→ TASK DIRECTIONS: From the entries below, gather every line containing the string "JSON".

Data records
○ ○ ○ ○
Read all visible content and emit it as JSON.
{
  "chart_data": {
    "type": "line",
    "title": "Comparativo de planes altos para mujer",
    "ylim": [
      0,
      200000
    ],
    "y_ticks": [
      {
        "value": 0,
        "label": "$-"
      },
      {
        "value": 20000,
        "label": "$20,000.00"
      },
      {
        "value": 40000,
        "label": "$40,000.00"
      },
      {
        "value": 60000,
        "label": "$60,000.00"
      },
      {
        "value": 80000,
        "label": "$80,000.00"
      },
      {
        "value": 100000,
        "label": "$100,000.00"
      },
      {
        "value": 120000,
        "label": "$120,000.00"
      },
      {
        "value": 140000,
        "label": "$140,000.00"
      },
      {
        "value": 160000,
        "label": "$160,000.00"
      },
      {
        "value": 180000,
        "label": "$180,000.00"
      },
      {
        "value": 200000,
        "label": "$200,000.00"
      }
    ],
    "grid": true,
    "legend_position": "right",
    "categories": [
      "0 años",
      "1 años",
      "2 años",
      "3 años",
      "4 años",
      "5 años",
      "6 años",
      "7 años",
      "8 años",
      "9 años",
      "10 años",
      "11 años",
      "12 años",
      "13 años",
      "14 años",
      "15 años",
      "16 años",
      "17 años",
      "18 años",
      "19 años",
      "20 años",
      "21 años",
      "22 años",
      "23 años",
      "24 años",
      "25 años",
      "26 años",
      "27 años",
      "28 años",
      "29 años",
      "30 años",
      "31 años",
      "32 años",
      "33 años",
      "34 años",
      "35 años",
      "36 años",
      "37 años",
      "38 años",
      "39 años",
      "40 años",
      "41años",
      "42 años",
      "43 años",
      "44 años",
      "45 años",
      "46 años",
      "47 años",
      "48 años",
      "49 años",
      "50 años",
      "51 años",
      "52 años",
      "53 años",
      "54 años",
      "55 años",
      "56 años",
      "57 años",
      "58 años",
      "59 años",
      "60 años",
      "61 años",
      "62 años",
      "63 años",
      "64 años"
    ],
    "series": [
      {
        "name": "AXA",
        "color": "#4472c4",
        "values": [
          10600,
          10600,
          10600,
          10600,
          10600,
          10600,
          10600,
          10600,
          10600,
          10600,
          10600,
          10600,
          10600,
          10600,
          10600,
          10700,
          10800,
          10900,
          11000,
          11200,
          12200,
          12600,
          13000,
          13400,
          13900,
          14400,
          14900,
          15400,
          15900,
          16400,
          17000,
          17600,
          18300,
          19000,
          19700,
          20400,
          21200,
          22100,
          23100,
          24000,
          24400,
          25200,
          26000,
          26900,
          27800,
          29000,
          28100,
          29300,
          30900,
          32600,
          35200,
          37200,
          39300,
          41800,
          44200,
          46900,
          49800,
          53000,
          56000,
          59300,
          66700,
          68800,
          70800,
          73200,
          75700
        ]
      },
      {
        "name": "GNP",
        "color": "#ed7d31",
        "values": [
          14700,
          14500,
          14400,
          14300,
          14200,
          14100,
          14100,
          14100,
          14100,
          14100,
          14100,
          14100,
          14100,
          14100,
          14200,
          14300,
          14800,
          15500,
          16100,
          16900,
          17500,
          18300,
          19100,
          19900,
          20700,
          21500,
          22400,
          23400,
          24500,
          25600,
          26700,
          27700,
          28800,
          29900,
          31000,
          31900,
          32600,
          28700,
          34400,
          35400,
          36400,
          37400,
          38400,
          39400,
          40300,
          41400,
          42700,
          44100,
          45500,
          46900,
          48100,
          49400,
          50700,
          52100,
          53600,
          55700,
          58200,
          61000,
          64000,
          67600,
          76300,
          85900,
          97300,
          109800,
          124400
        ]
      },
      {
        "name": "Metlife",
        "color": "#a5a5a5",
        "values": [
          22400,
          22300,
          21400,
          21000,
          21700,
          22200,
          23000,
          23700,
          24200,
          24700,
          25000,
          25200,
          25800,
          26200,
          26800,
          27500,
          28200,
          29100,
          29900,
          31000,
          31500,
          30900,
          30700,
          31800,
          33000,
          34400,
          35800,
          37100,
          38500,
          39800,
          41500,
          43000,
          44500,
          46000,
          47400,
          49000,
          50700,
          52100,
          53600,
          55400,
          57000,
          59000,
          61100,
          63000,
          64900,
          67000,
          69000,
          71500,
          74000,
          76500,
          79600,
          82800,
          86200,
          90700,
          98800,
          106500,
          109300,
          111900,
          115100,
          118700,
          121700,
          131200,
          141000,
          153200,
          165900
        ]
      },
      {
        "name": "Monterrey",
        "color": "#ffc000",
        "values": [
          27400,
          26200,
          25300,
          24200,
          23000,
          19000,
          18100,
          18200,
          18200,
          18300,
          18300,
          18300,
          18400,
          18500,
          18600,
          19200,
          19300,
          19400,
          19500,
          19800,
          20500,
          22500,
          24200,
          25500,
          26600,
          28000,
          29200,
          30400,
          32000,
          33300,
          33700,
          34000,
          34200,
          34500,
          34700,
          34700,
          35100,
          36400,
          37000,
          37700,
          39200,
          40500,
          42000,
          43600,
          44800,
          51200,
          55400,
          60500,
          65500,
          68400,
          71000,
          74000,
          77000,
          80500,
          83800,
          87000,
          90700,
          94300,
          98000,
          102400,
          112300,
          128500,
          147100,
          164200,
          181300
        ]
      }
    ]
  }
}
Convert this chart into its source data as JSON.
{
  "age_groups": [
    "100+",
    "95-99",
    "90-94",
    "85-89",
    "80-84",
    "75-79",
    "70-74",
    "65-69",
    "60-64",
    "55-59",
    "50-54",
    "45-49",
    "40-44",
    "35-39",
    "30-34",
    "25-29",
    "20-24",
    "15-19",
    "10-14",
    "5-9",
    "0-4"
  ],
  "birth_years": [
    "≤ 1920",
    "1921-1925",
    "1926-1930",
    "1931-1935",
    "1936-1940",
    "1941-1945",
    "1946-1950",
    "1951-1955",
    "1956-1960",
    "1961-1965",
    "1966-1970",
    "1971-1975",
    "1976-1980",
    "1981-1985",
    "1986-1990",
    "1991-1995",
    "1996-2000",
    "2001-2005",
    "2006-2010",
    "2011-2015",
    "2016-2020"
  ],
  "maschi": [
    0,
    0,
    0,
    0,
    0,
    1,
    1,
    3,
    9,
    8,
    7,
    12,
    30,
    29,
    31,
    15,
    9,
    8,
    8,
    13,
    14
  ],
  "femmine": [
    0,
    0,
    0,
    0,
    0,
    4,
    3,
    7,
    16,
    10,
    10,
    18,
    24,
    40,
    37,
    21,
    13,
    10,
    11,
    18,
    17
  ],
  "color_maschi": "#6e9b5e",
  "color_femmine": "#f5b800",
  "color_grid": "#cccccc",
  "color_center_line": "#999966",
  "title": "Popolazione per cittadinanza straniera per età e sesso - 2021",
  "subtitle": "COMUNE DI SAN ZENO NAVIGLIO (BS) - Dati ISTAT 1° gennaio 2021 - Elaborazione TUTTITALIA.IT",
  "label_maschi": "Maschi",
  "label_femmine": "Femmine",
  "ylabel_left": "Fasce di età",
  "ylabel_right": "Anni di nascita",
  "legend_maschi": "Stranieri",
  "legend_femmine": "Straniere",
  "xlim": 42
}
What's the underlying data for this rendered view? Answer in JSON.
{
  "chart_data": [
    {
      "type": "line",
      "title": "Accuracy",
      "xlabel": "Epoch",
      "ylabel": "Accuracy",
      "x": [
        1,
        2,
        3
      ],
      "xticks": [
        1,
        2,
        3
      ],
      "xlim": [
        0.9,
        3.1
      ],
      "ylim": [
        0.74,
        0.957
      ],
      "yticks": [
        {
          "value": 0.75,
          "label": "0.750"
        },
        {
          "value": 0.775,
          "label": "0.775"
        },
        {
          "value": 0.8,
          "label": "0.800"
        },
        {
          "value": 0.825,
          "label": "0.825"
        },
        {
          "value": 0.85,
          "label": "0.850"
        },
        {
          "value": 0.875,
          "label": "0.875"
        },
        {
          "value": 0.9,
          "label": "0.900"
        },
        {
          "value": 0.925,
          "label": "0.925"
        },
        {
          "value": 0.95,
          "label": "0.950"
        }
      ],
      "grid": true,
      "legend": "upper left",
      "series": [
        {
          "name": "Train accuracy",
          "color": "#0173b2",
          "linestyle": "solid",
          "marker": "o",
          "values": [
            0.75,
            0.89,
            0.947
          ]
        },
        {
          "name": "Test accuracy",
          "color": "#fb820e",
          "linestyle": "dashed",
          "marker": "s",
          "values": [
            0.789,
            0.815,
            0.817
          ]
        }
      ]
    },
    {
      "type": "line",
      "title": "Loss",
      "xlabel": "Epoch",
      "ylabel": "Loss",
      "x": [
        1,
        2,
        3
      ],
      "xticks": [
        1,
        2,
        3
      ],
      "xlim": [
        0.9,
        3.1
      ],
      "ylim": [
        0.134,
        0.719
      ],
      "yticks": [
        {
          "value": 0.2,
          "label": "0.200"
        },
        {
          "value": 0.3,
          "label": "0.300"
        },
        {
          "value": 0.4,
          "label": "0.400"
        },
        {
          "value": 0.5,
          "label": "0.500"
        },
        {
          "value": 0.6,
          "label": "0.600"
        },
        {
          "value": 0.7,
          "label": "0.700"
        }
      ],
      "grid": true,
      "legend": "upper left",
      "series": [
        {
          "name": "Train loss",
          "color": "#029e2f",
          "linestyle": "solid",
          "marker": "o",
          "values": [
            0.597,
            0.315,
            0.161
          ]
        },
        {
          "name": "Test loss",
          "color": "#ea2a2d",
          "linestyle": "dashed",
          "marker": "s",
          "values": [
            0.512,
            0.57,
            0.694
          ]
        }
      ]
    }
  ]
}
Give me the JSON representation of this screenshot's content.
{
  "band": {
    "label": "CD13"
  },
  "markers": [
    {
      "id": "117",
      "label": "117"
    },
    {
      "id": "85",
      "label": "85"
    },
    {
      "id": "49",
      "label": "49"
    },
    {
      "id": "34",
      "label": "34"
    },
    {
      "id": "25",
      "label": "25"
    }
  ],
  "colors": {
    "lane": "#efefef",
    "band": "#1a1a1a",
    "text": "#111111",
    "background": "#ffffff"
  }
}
○ ○ ○ ○
→ EXPECTED ANSWER:
Read all visible content and emit it as JSON.
Convert this chart into its source data as JSON.
What's the underlying data for this rendered view? Answer in JSON.
Give me the JSON representation of this screenshot's content.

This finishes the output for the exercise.